*Exercise description*.
Nothing should be left out: output all of the entries exactly.

*Data to use*.
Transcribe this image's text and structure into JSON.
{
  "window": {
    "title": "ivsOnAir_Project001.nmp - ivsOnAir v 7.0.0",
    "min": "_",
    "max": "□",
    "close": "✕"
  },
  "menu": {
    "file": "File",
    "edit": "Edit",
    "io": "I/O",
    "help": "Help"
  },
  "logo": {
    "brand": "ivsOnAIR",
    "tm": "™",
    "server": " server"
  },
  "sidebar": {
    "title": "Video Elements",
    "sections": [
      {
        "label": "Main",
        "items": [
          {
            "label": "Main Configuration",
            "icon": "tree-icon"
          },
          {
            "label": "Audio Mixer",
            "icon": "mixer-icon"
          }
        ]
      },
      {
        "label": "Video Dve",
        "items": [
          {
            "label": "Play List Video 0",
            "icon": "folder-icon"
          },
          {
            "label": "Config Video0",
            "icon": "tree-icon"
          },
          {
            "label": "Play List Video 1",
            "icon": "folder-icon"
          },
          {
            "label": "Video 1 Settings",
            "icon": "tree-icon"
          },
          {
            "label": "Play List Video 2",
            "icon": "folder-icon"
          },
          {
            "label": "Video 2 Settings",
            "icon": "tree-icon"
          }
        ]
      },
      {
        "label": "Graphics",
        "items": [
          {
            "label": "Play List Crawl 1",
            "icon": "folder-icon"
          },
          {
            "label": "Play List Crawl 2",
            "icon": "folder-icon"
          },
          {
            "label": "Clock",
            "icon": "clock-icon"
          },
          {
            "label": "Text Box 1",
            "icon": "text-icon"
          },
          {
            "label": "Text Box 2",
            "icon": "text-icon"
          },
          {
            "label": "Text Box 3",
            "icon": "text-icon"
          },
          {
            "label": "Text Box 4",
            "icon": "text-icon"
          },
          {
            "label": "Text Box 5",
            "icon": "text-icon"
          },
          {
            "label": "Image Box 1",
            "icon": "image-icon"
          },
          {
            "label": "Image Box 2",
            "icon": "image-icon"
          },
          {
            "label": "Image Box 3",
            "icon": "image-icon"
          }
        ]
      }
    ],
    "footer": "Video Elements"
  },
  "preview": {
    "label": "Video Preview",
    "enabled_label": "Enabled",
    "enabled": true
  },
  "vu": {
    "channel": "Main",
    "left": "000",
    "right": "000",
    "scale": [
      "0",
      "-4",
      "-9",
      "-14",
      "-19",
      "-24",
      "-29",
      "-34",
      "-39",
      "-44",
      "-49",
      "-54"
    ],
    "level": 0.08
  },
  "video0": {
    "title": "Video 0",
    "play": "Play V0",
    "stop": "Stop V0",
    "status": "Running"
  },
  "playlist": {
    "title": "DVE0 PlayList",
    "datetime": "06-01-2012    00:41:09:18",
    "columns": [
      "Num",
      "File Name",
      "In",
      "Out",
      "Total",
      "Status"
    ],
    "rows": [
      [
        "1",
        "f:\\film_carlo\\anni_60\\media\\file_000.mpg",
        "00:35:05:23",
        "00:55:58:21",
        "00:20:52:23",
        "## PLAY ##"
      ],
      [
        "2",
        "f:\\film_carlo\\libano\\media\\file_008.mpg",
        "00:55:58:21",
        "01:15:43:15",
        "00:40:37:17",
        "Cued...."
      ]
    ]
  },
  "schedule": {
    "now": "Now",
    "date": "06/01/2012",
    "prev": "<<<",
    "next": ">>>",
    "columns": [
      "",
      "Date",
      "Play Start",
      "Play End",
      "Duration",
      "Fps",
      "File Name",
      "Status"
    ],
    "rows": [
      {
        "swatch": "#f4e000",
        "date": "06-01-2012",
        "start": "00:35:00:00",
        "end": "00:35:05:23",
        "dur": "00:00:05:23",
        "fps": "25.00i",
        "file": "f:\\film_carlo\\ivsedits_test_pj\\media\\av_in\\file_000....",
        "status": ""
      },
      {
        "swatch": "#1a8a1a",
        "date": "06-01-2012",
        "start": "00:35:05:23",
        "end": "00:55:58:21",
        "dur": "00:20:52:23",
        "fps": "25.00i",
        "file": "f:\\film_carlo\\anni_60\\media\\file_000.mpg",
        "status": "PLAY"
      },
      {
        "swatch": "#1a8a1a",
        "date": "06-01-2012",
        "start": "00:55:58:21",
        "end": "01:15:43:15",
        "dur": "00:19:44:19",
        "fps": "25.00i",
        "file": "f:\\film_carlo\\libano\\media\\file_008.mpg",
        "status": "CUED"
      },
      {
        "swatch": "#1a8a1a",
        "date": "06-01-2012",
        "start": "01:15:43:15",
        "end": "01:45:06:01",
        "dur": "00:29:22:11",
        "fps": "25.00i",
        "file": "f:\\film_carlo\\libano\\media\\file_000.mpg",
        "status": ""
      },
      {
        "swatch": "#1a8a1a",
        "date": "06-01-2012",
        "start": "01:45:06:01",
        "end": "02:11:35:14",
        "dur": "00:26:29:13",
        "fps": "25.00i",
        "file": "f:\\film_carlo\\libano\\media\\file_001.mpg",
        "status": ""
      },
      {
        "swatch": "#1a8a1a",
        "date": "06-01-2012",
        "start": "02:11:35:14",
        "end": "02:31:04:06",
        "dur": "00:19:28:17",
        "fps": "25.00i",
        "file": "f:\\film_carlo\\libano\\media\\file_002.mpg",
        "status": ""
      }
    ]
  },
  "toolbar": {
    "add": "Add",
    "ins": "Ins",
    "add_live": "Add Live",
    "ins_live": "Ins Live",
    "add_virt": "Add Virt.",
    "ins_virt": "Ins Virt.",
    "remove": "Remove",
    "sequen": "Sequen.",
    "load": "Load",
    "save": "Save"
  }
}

*Task result*.
Transcribe this image's text and structure into JSON.
{
  "window": {
    "title": "ivsOnAir_Project001.nmp - ivsOnAir v 7.0.0",
    "min": "_",
    "max": "□",
    "close": "✕"
  },
  "menu": {
    "file": "File",
    "edit": "Edit",
    "io": "I/O",
    "help": "Help"
  },
  "logo": {
    "brand": "ivsOnAIR",
    "tm": "™",
    "server": " server"
  },
  "sidebar": {
    "title": "Video Elements",
    "sections": [
      {
        "label": "Main",
        "items": [
          {
            "label": "Main Configuration",
            "icon": "tree-icon"
          },
          {
            "label": "Audio Mixer",
            "icon": "mixer-icon"
          }
        ]
      },
      {
        "label": "Video Dve",
        "items": [
          {
            "label": "Play List Video 0",
            "icon": "folder-icon"
          },
          {
            "label": "Config Video0",
            "icon": "tree-icon"
          },
          {
            "label": "Play List Video 1",
            "icon": "folder-icon"
          },
          {
            "label": "Video 1 Settings",
            "icon": "tree-icon"
          },
          {
            "label": "Play List Video 2",
            "icon": "folder-icon"
          },
          {
            "label": "Video 2 Settings",
            "icon": "tree-icon"
          }
        ]
      },
      {
        "label": "Graphics",
        "items": [
          {
            "label": "Play List Crawl 1",
            "icon": "folder-icon"
          },
          {
            "label": "Play List Crawl 2",
            "icon": "folder-icon"
          },
          {
            "label": "Clock",
            "icon": "clock-icon"
          },
          {
            "label": "Text Box 1",
            "icon": "text-icon"
          },
          {
            "label": "Text Box 2",
            "icon": "text-icon"
          },
          {
            "label": "Text Box 3",
            "icon": "text-icon"
          },
          {
            "label": "Text Box 4",
            "icon": "text-icon"
          },
          {
            "label": "Text Box 5",
            "icon": "text-icon"
          },
          {
            "label": "Image Box 1",
            "icon": "image-icon"
          },
          {
            "label": "Image Box 2",
            "icon": "image-icon"
          },
          {
            "label": "Image Box 3",
            "icon": "image-icon"
          }
        ]
      }
    ],
    "footer": "Video Elements"
  },
  "preview": {
    "label": "Video Preview",
    "enabled_label": "Enabled",
    "enabled": true
  },
  "vu": {
    "channel": "Main",
    "left": "000",
    "right": "000",
    "scale": [
      "0",
      "-4",
      "-9",
      "-14",
      "-19",
      "-24",
      "-29",
      "-34",
      "-39",
      "-44",
      "-49",
      "-54"
    ],
    "level": 0.08
  },
  "video0": {
    "title": "Video 0",
    "play": "Play V0",
    "stop": "Stop V0",
    "status": "Running"
  },
  "playlist": {
    "title": "DVE0 PlayList",
    "datetime": "06-01-2012    00:41:09:18",
    "columns": [
      "Num",
      "File Name",
      "In",
      "Out",
      "Total",
      "Status"
    ],
    "rows": [
      [
        "1",
        "f:\\film_carlo\\anni_60\\media\\file_000.mpg",
        "00:35:05:23",
        "00:55:58:21",
        "00:20:52:23",
        "## PLAY ##"
      ],
      [
        "2",
        "f:\\film_carlo\\libano\\media\\file_008.mpg",
        "00:55:58:21",
        "01:15:43:15",
        "00:40:37:17",
        "Cued...."
      ]
    ]
  },
  "schedule": {
    "now": "Now",
    "date": "06/01/2012",
    "prev": "<<<",
    "next": ">>>",
    "columns": [
      "",
      "Date",
      "Play Start",
      "Play End",
      "Duration",
      "Fps",
      "File Name",
      "Status"
    ],
    "rows": [
      {
        "swatch": "#f4e000",
        "date": "06-01-2012",
        "start": "00:35:00:00",
        "end": "00:35:05:23",
        "dur": "00:00:05:23",
        "fps": "25.00i",
        "file": "f:\\film_carlo\\ivsedits_test_pj\\media\\av_in\\file_000....",
        "status": ""
      },
      {
        "swatch": "#1a8a1a",
        "date": "06-01-2012",
        "start": "00:35:05:23",
        "end": "00:55:58:21",
        "dur": "00:20:52:23",
        "fps": "25.00i",
        "file": "f:\\film_carlo\\anni_60\\media\\file_000.mpg",
        "status": "PLAY"
      },
      {
        "swatch": "#1a8a1a",
        "date": "06-01-2012",
        "start": "00:55:58:21",
        "end": "01:15:43:15",
        "dur": "00:19:44:19",
        "fps": "25.00i",
        "file": "f:\\film_carlo\\libano\\media\\file_008.mpg",
        "status": "CUED"
      },
      {
        "swatch": "#1a8a1a",
        "date": "06-01-2012",
        "start": "01:15:43:15",
        "end": "01:45:06:01",
        "dur": "00:29:22:11",
        "fps": "25.00i",
        "file": "f:\\film_carlo\\libano\\media\\file_000.mpg",
        "status": ""
      },
      {
        "swatch": "#1a8a1a",
        "date": "06-01-2012",
        "start": "01:45:06:01",
        "end": "02:11:35:14",
        "dur": "00:26:29:13",
        "fps": "25.00i",
        "file": "f:\\film_carlo\\libano\\media\\file_001.mpg",
        "status": ""
      },
      {
        "swatch": "#1a8a1a",
        "date": "06-01-2012",
        "start": "02:11:35:14",
        "end": "02:31:04:06",
        "dur": "00:19:28:17",
        "fps": "25.00i",
        "file": "f:\\film_carlo\\libano\\media\\file_002.mpg",
        "status": ""
      }
    ]
  },
  "toolbar": {
    "add": "Add",
    "ins": "Ins",
    "add_live": "Add Live",
    "ins_live": "Ins Live",
    "add_virt": "Add Virt.",
    "ins_virt": "Ins Virt.",
    "remove": "Remove",
    "sequen": "Sequen.",
    "load": "Load",
    "save": "Save"
  }
}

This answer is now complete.